» **EXERCISE DIRECTIONS**:
Render the following material again verbatim, leaving nothing out.

-- Start of INPUT RECORDS --

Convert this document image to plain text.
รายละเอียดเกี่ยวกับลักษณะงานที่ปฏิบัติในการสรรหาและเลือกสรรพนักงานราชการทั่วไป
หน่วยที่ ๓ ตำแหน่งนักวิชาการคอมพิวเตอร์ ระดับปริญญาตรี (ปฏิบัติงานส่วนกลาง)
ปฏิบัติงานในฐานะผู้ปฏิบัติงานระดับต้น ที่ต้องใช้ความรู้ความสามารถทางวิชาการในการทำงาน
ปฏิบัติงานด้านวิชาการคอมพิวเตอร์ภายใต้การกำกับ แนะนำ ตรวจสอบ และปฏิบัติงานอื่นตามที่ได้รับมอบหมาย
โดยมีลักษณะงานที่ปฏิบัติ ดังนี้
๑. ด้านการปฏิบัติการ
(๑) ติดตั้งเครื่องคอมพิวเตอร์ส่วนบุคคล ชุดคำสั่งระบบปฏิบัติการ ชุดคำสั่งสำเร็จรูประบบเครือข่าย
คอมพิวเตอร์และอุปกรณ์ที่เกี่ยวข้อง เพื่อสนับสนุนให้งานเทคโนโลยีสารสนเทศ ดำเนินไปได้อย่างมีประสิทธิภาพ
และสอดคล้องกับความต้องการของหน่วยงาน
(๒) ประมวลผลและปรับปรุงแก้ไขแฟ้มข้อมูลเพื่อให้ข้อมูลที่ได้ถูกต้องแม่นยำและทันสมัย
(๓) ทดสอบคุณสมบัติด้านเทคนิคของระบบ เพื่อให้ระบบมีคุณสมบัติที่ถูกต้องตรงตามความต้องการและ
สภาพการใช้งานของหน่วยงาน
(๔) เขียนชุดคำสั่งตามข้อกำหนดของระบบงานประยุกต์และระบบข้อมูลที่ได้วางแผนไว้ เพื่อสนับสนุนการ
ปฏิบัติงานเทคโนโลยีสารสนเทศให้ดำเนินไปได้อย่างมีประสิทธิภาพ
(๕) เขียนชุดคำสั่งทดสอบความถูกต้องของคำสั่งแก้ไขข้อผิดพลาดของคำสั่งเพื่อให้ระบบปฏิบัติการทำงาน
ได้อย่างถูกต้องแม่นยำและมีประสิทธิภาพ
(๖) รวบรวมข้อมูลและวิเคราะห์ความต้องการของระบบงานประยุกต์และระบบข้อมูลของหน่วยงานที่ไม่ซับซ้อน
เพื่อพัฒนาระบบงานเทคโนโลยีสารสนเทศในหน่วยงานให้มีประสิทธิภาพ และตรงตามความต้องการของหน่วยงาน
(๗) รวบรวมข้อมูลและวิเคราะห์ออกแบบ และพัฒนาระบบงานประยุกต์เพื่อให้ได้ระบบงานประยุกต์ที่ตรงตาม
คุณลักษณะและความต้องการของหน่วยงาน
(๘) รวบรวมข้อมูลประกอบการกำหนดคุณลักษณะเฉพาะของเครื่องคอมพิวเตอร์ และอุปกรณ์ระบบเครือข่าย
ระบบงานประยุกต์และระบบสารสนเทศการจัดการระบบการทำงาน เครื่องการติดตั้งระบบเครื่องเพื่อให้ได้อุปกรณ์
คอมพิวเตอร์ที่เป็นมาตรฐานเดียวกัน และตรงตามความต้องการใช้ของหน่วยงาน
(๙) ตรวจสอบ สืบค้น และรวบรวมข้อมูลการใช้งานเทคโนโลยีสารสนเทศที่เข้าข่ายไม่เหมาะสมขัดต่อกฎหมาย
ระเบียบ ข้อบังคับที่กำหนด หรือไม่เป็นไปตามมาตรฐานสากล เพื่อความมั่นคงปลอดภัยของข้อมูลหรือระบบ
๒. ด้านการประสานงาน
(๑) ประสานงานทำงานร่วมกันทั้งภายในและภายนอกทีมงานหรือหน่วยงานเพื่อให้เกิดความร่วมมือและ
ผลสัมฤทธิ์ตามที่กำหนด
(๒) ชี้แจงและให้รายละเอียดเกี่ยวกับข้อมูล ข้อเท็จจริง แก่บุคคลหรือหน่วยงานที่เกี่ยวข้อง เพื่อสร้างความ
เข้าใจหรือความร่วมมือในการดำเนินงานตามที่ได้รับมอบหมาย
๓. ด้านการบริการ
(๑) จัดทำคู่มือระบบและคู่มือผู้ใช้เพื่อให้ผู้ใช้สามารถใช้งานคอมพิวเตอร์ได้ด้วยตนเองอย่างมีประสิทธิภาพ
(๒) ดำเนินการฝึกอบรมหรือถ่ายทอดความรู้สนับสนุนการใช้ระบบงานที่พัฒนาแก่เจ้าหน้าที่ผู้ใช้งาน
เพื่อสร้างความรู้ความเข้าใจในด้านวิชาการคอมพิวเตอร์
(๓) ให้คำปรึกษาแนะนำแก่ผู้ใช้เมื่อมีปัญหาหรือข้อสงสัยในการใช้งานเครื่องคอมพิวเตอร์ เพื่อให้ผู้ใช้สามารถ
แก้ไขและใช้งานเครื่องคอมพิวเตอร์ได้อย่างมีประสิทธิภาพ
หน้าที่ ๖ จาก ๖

-- End of INPUT RECORDS --

» **SOLUTION TO THE PROBLEM**:
Convert this document image to plain text.
รายละเอียดเกี่ยวกับลักษณะงานที่ปฏิบัติในการสรรหาและเลือกสรรพนักงานราชการทั่วไป
หน่วยที่ ๓ ตำแหน่งนักวิชาการคอมพิวเตอร์ ระดับปริญญาตรี (ปฏิบัติงานส่วนกลาง)
ปฏิบัติงานในฐานะผู้ปฏิบัติงานระดับต้น ที่ต้องใช้ความรู้ความสามารถทางวิชาการในการทำงาน
ปฏิบัติงานด้านวิชาการคอมพิวเตอร์ภายใต้การกำกับ แนะนำ ตรวจสอบ และปฏิบัติงานอื่นตามที่ได้รับมอบหมาย
โดยมีลักษณะงานที่ปฏิบัติ ดังนี้
๑. ด้านการปฏิบัติการ
(๑) ติดตั้งเครื่องคอมพิวเตอร์ส่วนบุคคล ชุดคำสั่งระบบปฏิบัติการ ชุดคำสั่งสำเร็จรูประบบเครือข่าย
คอมพิวเตอร์และอุปกรณ์ที่เกี่ยวข้อง เพื่อสนับสนุนให้งานเทคโนโลยีสารสนเทศ ดำเนินไปได้อย่างมีประสิทธิภาพ
และสอดคล้องกับความต้องการของหน่วยงาน
(๒) ประมวลผลและปรับปรุงแก้ไขแฟ้มข้อมูลเพื่อให้ข้อมูลที่ได้ถูกต้องแม่นยำและทันสมัย
(๓) ทดสอบคุณสมบัติด้านเทคนิคของระบบ เพื่อให้ระบบมีคุณสมบัติที่ถูกต้องตรงตามความต้องการและ
สภาพการใช้งานของหน่วยงาน
(๔) เขียนชุดคำสั่งตามข้อกำหนดของระบบงานประยุกต์และระบบข้อมูลที่ได้วางแผนไว้ เพื่อสนับสนุนการ
ปฏิบัติงานเทคโนโลยีสารสนเทศให้ดำเนินไปได้อย่างมีประสิทธิภาพ
(๕) เขียนชุดคำสั่งทดสอบความถูกต้องของคำสั่งแก้ไขข้อผิดพลาดของคำสั่งเพื่อให้ระบบปฏิบัติการทำงาน
ได้อย่างถูกต้องแม่นยำและมีประสิทธิภาพ
(๖) รวบรวมข้อมูลและวิเคราะห์ความต้องการของระบบงานประยุกต์และระบบข้อมูลของหน่วยงานที่ไม่ซับซ้อน
เพื่อพัฒนาระบบงานเทคโนโลยีสารสนเทศในหน่วยงานให้มีประสิทธิภาพ และตรงตามความต้องการของหน่วยงาน
(๗) รวบรวมข้อมูลและวิเคราะห์ออกแบบ และพัฒนาระบบงานประยุกต์เพื่อให้ได้ระบบงานประยุกต์ที่ตรงตาม
คุณลักษณะและความต้องการของหน่วยงาน
(๘) รวบรวมข้อมูลประกอบการกำหนดคุณลักษณะเฉพาะของเครื่องคอมพิวเตอร์ และอุปกรณ์ระบบเครือข่าย
ระบบงานประยุกต์และระบบสารสนเทศการจัดการระบบการทำงาน เครื่องการติดตั้งระบบเครื่องเพื่อให้ได้อุปกรณ์
คอมพิวเตอร์ที่เป็นมาตรฐานเดียวกัน และตรงตามความต้องการใช้ของหน่วยงาน
(๙) ตรวจสอบ สืบค้น และรวบรวมข้อมูลการใช้งานเทคโนโลยีสารสนเทศที่เข้าข่ายไม่เหมาะสมขัดต่อกฎหมาย
ระเบียบ ข้อบังคับที่กำหนด หรือไม่เป็นไปตามมาตรฐานสากล เพื่อความมั่นคงปลอดภัยของข้อมูลหรือระบบ
๒. ด้านการประสานงาน
(๑) ประสานงานทำงานร่วมกันทั้งภายในและภายนอกทีมงานหรือหน่วยงานเพื่อให้เกิดความร่วมมือและ
ผลสัมฤทธิ์ตามที่กำหนด
(๒) ชี้แจงและให้รายละเอียดเกี่ยวกับข้อมูล ข้อเท็จจริง แก่บุคคลหรือหน่วยงานที่เกี่ยวข้อง เพื่อสร้างความ
เข้าใจหรือความร่วมมือในการดำเนินงานตามที่ได้รับมอบหมาย
๓. ด้านการบริการ
(๑) จัดทำคู่มือระบบและคู่มือผู้ใช้เพื่อให้ผู้ใช้สามารถใช้งานคอมพิวเตอร์ได้ด้วยตนเองอย่างมีประสิทธิภาพ
(๒) ดำเนินการฝึกอบรมหรือถ่ายทอดความรู้สนับสนุนการใช้ระบบงานที่พัฒนาแก่เจ้าหน้าที่ผู้ใช้งาน
เพื่อสร้างความรู้ความเข้าใจในด้านวิชาการคอมพิวเตอร์
(๓) ให้คำปรึกษาแนะนำแก่ผู้ใช้เมื่อมีปัญหาหรือข้อสงสัยในการใช้งานเครื่องคอมพิวเตอร์ เพื่อให้ผู้ใช้สามารถ
แก้ไขและใช้งานเครื่องคอมพิวเตอร์ได้อย่างมีประสิทธิภาพ
หน้าที่ ๖ จาก ๖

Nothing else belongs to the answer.